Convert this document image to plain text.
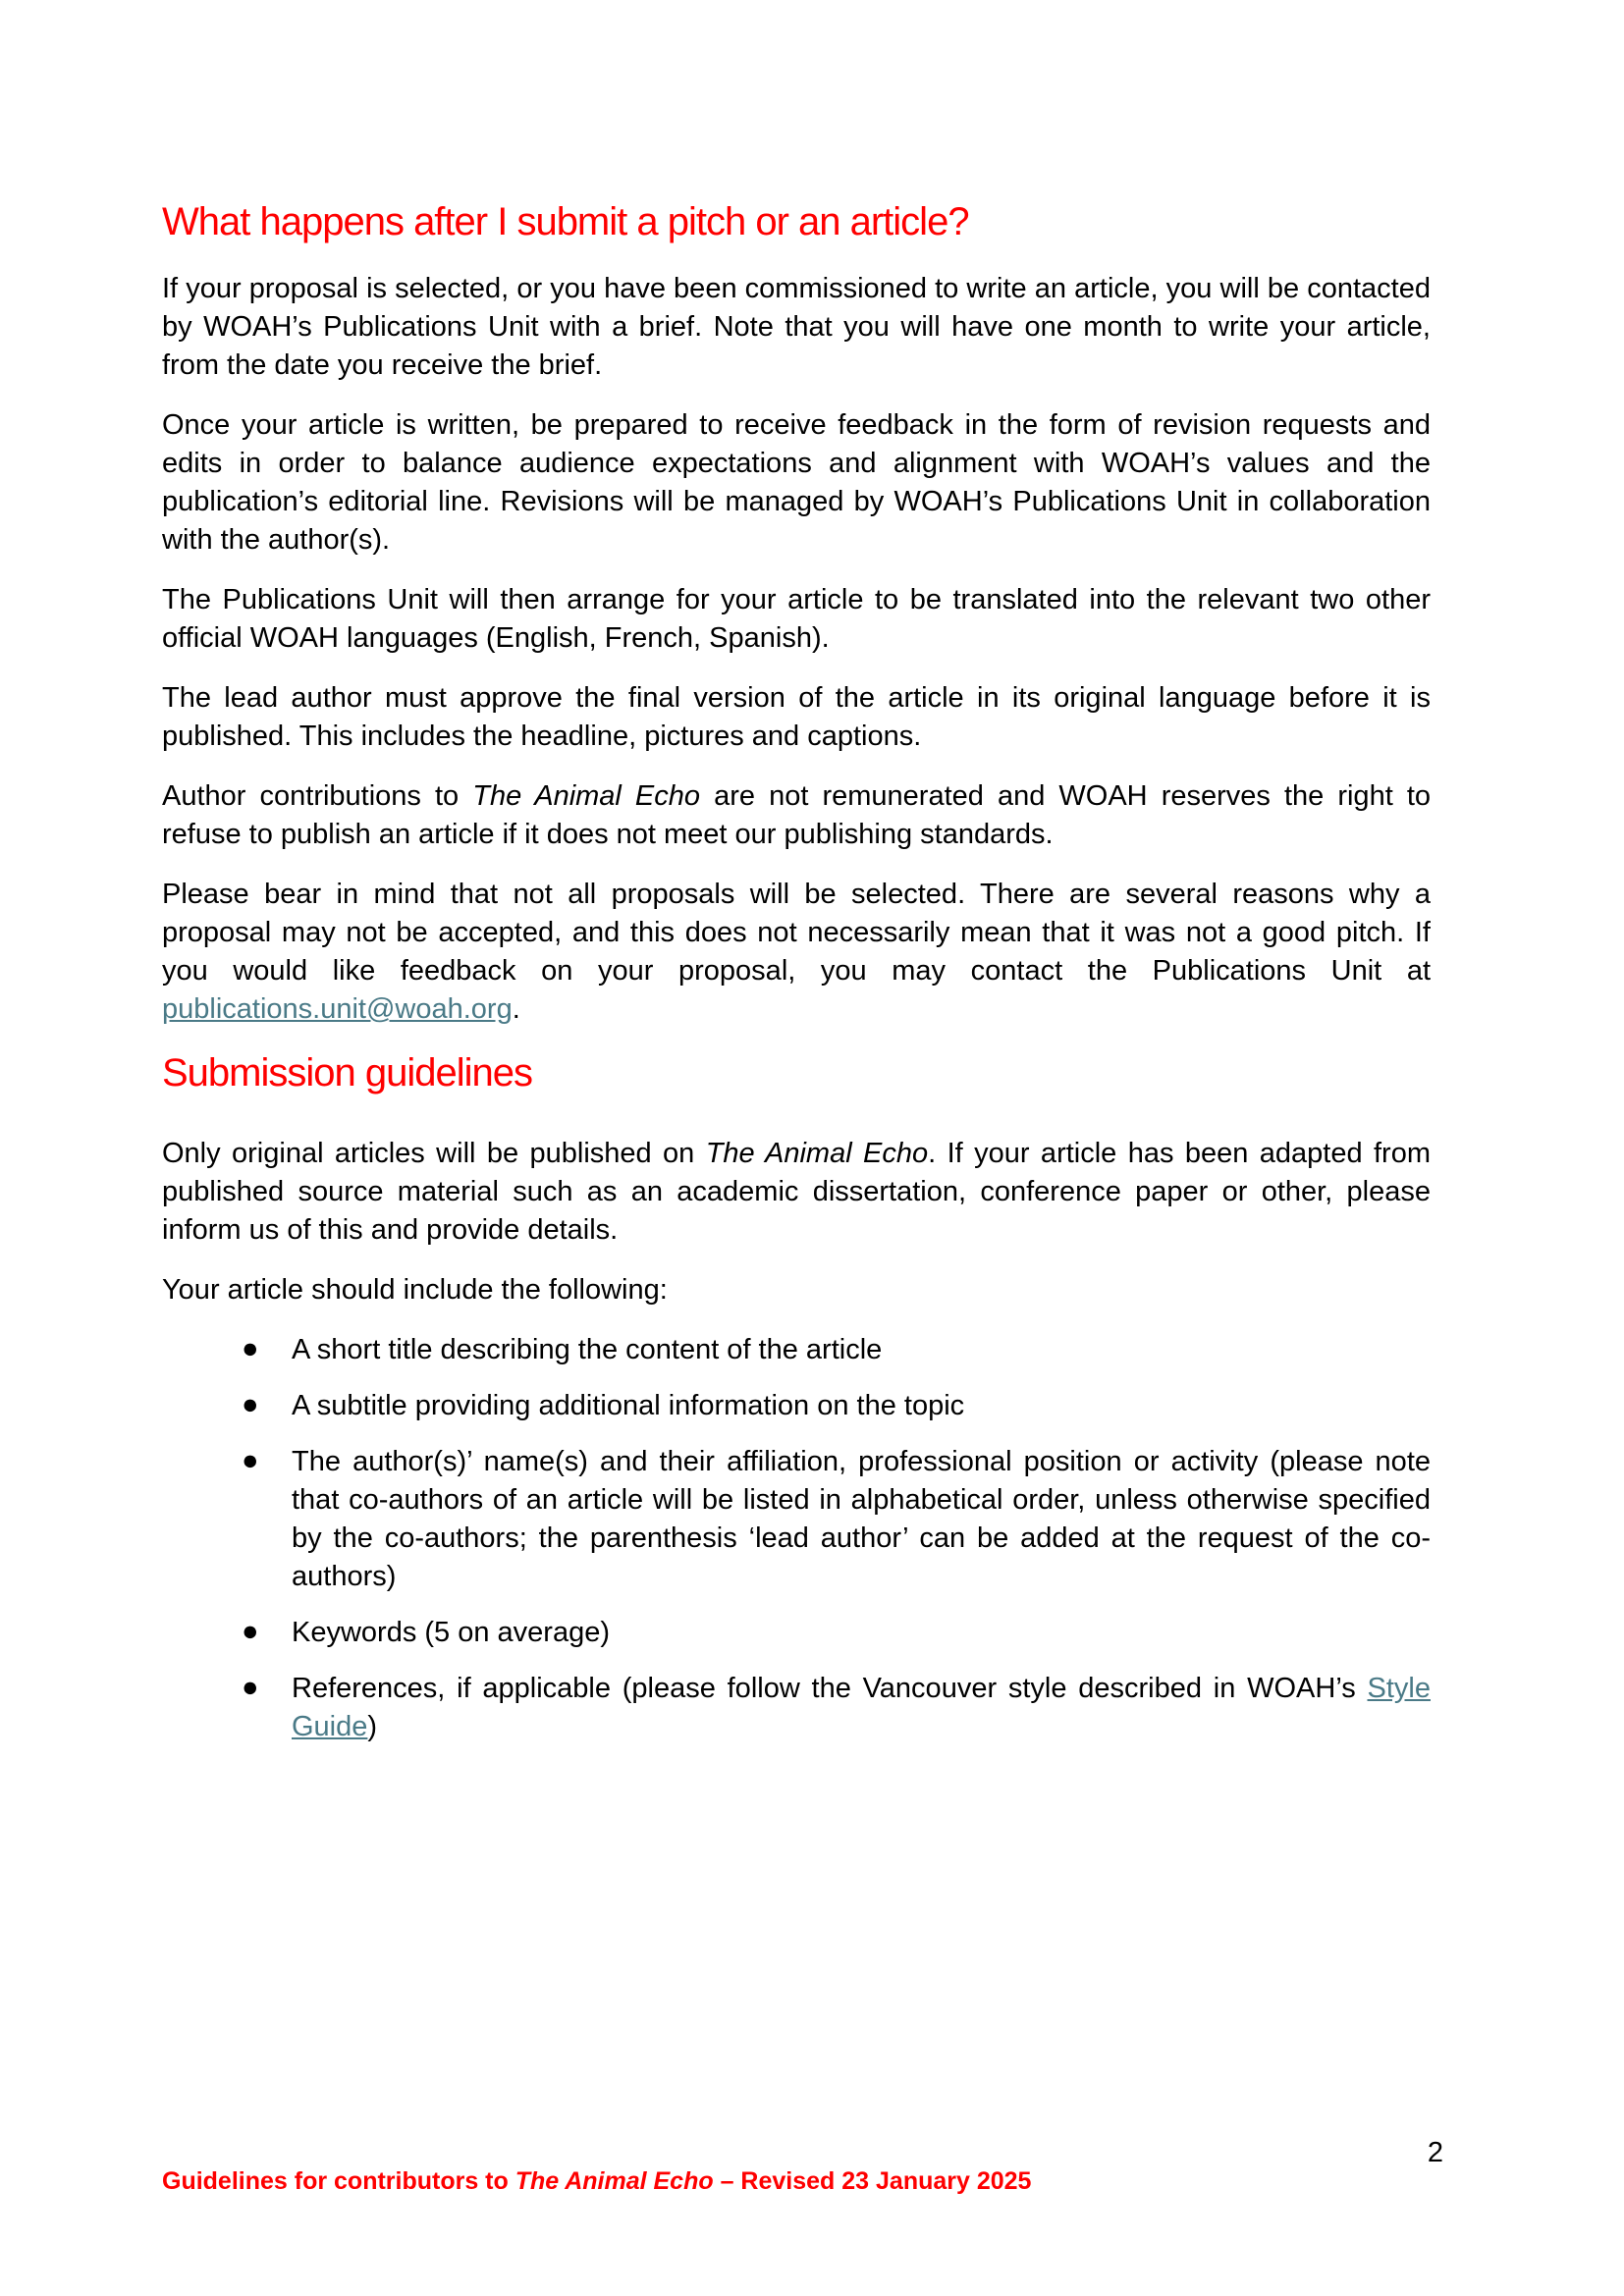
What happens after I submit a pitch or an article?

If your proposal is selected, or you have been commissioned to write an article, you will be contacted by WOAH’s Publications Unit with a brief. Note that you will have one month to write your article, from the date you receive the brief.

Once your article is written, be prepared to receive feedback in the form of revision requests and edits in order to balance audience expectations and alignment with WOAH’s values and the publication’s editorial line. Revisions will be managed by WOAH’s Publications Unit in collaboration with the author(s).

The Publications Unit will then arrange for your article to be translated into the relevant two other official WOAH languages (English, French, Spanish).

The lead author must approve the final version of the article in its original language before it is published. This includes the headline, pictures and captions.

Author contributions to The Animal Echo are not remunerated and WOAH reserves the right to refuse to publish an article if it does not meet our publishing standards.

Please bear in mind that not all proposals will be selected. There are several reasons why a proposal may not be accepted, and this does not necessarily mean that it was not a good pitch. If you would like feedback on your proposal, you may contact the Publications Unit at publications.unit@woah.org.

Submission guidelines

Only original articles will be published on The Animal Echo. If your article has been adapted from published source material such as an academic dissertation, conference paper or other, please inform us of this and provide details.

Your article should include the following:

● A short title describing the content of the article
● A subtitle providing additional information on the topic
● The author(s)’ name(s) and their affiliation, professional position or activity (please note that co-authors of an article will be listed in alphabetical order, unless otherwise specified by the co-authors; the parenthesis ‘lead author’ can be added at the request of the co-authors)
● Keywords (5 on average)
● References, if applicable (please follow the Vancouver style described in WOAH’s Style Guide)
2
Guidelines for contributors to The Animal Echo – Revised 23 January 2025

• AIM
Display every line of the listing that contains the string "selected".

• RESULT
If your proposal is selected, or you have been commissioned to write an article, you will be contacted by WOAH’s Publications Unit with a brief. Note that you will have one month to write your article, from the date you receive the brief.
Please bear in mind that not all proposals will be selected. There are several reasons why a proposal may not be accepted, and this does not necessarily mean that it was not a good pitch. If you would like feedback on your proposal, you may contact the Publications Unit at publications.unit@woah.org.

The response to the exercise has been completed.